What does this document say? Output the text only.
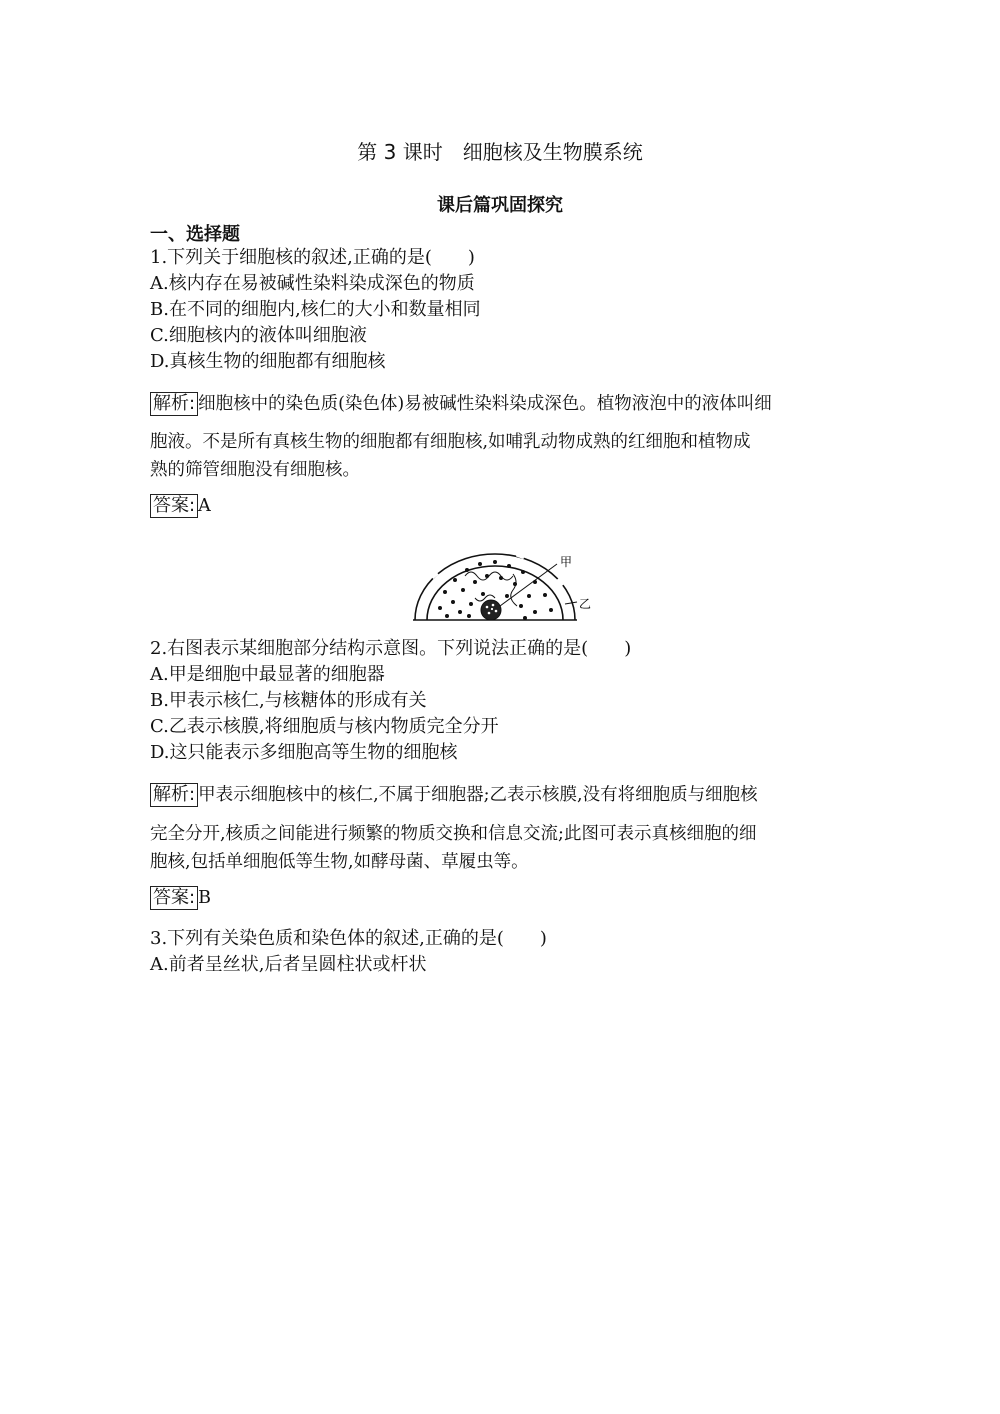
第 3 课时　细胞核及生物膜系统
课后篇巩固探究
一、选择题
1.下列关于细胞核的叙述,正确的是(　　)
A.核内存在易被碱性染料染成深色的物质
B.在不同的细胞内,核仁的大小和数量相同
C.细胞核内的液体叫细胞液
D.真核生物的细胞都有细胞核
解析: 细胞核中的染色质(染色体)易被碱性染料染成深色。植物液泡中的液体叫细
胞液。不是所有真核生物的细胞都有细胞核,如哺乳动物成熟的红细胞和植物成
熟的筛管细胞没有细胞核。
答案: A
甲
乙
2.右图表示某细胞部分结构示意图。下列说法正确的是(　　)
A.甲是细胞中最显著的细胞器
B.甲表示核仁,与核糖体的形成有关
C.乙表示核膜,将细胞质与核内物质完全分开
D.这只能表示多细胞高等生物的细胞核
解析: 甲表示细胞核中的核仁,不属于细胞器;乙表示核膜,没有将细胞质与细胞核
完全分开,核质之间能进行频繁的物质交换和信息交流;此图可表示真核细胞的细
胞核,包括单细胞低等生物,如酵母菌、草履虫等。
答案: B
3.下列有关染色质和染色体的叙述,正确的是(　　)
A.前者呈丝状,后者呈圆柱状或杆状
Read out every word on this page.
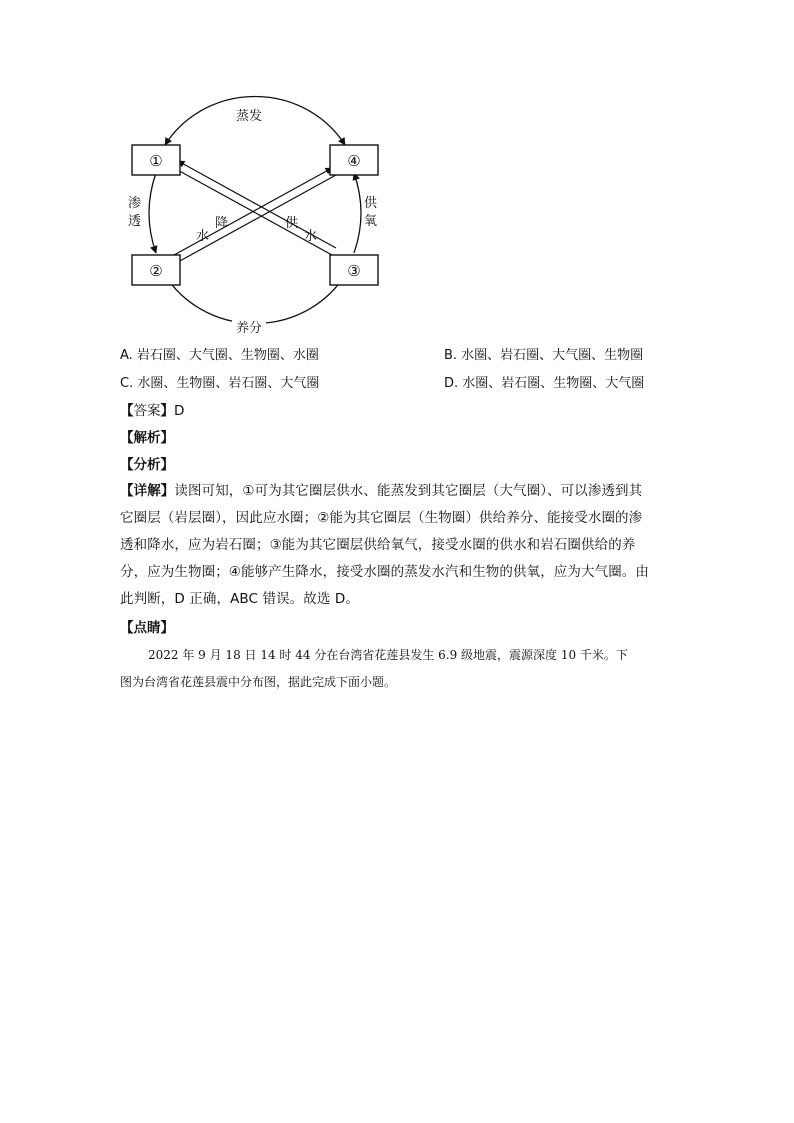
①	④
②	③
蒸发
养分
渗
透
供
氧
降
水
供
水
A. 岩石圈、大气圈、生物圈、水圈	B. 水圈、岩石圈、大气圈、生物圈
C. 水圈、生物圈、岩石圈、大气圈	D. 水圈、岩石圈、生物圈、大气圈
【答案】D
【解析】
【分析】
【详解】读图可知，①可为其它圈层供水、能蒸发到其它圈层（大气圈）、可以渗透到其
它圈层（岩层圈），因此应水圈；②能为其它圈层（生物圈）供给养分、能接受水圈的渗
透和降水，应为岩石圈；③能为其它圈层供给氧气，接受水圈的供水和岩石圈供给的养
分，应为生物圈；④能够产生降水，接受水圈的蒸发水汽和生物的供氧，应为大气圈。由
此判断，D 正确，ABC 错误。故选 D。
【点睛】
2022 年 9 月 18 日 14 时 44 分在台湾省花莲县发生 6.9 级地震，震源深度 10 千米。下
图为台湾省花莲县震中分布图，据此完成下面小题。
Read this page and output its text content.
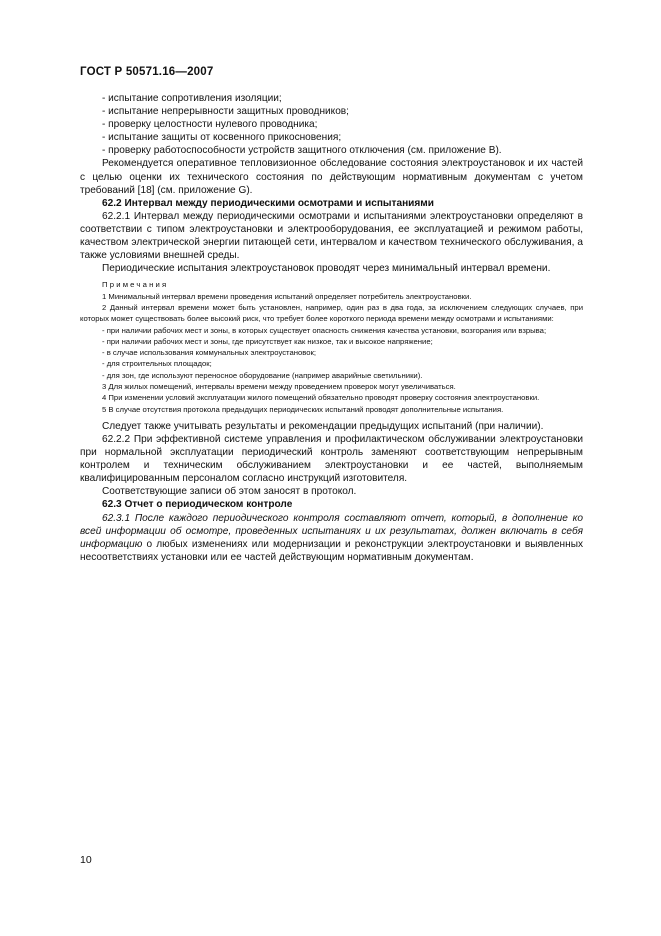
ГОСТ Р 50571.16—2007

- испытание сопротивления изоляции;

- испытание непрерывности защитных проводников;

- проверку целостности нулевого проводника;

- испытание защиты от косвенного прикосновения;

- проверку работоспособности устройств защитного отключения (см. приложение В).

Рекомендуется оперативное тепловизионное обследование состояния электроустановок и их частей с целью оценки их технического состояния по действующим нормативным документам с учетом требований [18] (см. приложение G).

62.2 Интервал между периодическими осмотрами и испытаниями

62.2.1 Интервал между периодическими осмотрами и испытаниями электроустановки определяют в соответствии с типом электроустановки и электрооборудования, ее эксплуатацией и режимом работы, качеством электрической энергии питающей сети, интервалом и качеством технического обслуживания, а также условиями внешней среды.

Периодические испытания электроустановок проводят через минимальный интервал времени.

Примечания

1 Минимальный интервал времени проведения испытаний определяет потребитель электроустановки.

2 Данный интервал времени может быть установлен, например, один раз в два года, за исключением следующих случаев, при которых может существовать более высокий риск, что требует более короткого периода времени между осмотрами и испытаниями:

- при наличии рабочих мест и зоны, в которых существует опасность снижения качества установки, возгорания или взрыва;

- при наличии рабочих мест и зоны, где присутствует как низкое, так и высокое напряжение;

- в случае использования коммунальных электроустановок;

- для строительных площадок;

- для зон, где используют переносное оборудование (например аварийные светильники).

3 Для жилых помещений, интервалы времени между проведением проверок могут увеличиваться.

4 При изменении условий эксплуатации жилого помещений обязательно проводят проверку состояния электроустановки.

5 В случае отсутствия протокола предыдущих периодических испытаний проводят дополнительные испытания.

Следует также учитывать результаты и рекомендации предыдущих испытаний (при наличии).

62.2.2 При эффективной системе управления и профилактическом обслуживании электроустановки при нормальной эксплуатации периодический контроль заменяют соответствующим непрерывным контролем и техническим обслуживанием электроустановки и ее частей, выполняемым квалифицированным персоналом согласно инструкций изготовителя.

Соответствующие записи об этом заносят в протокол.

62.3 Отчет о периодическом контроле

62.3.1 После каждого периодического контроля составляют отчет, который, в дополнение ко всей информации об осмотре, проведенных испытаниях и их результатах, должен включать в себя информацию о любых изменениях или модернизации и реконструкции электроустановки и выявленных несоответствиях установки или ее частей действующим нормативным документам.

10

_TASK TO CARRY OUT_.
Repeat the material above word for word and skip every image in it.

_TASK RESPONSE_.
What does this document say? Output the text only.
第 3 课时　细胞核及生物膜系统
课后篇巩固探究
一、选择题
1.下列关于细胞核的叙述,正确的是(　　)
A.核内存在易被碱性染料染成深色的物质
B.在不同的细胞内,核仁的大小和数量相同
C.细胞核内的液体叫细胞液
D.真核生物的细胞都有细胞核
解析: 细胞核中的染色质(染色体)易被碱性染料染成深色。植物液泡中的液体叫细
胞液。不是所有真核生物的细胞都有细胞核,如哺乳动物成熟的红细胞和植物成
熟的筛管细胞没有细胞核。
答案: A
甲
乙
2.右图表示某细胞部分结构示意图。下列说法正确的是(　　)
A.甲是细胞中最显著的细胞器
B.甲表示核仁,与核糖体的形成有关
C.乙表示核膜,将细胞质与核内物质完全分开
D.这只能表示多细胞高等生物的细胞核
解析: 甲表示细胞核中的核仁,不属于细胞器;乙表示核膜,没有将细胞质与细胞核
完全分开,核质之间能进行频繁的物质交换和信息交流;此图可表示真核细胞的细
胞核,包括单细胞低等生物,如酵母菌、草履虫等。
答案: B
3.下列有关染色质和染色体的叙述,正确的是(　　)
A.前者呈丝状,后者呈圆柱状或杆状
Read out every word on this page.
①	④
②	③
蒸发
养分
渗
透
供
氧
降
水
供
水
A. 岩石圈、大气圈、生物圈、水圈	B. 水圈、岩石圈、大气圈、生物圈
C. 水圈、生物圈、岩石圈、大气圈	D. 水圈、岩石圈、生物圈、大气圈
【答案】D
【解析】
【分析】
【详解】读图可知，①可为其它圈层供水、能蒸发到其它圈层（大气圈）、可以渗透到其
它圈层（岩层圈），因此应水圈；②能为其它圈层（生物圈）供给养分、能接受水圈的渗
透和降水，应为岩石圈；③能为其它圈层供给氧气，接受水圈的供水和岩石圈供给的养
分，应为生物圈；④能够产生降水，接受水圈的蒸发水汽和生物的供氧，应为大气圈。由
此判断，D 正确，ABC 错误。故选 D。
【点睛】
2022 年 9 月 18 日 14 时 44 分在台湾省花莲县发生 6.9 级地震，震源深度 10 千米。下
图为台湾省花莲县震中分布图，据此完成下面小题。
Read this page and output its text content.
ГОСТ Р 50571.16—2007

- испытание сопротивления изоляции;

- испытание непрерывности защитных проводников;

- проверку целостности нулевого проводника;

- испытание защиты от косвенного прикосновения;

- проверку работоспособности устройств защитного отключения (см. приложение В).

Рекомендуется оперативное тепловизионное обследование состояния электроустановок и их частей с целью оценки их технического состояния по действующим нормативным документам с учетом требований [18] (см. приложение G).

62.2 Интервал между периодическими осмотрами и испытаниями

62.2.1 Интервал между периодическими осмотрами и испытаниями электроустановки определяют в соответствии с типом электроустановки и электрооборудования, ее эксплуатацией и режимом работы, качеством электрической энергии питающей сети, интервалом и качеством технического обслуживания, а также условиями внешней среды.

Периодические испытания электроустановок проводят через минимальный интервал времени.

Примечания

1 Минимальный интервал времени проведения испытаний определяет потребитель электроустановки.

2 Данный интервал времени может быть установлен, например, один раз в два года, за исключением следующих случаев, при которых может существовать более высокий риск, что требует более короткого периода времени между осмотрами и испытаниями:

- при наличии рабочих мест и зоны, в которых существует опасность снижения качества установки, возгорания или взрыва;

- при наличии рабочих мест и зоны, где присутствует как низкое, так и высокое напряжение;

- в случае использования коммунальных электроустановок;

- для строительных площадок;

- для зон, где используют переносное оборудование (например аварийные светильники).

3 Для жилых помещений, интервалы времени между проведением проверок могут увеличиваться.

4 При изменении условий эксплуатации жилого помещений обязательно проводят проверку состояния электроустановки.

5 В случае отсутствия протокола предыдущих периодических испытаний проводят дополнительные испытания.

Следует также учитывать результаты и рекомендации предыдущих испытаний (при наличии).

62.2.2 При эффективной системе управления и профилактическом обслуживании электроустановки при нормальной эксплуатации периодический контроль заменяют соответствующим непрерывным контролем и техническим обслуживанием электроустановки и ее частей, выполняемым квалифицированным персоналом согласно инструкций изготовителя.

Соответствующие записи об этом заносят в протокол.

62.3 Отчет о периодическом контроле

62.3.1 После каждого периодического контроля составляют отчет, который, в дополнение ко всей информации об осмотре, проведенных испытаниях и их результатах, должен включать в себя информацию о любых изменениях или модернизации и реконструкции электроустановки и выявленных несоответствиях установки или ее частей действующим нормативным документам.

10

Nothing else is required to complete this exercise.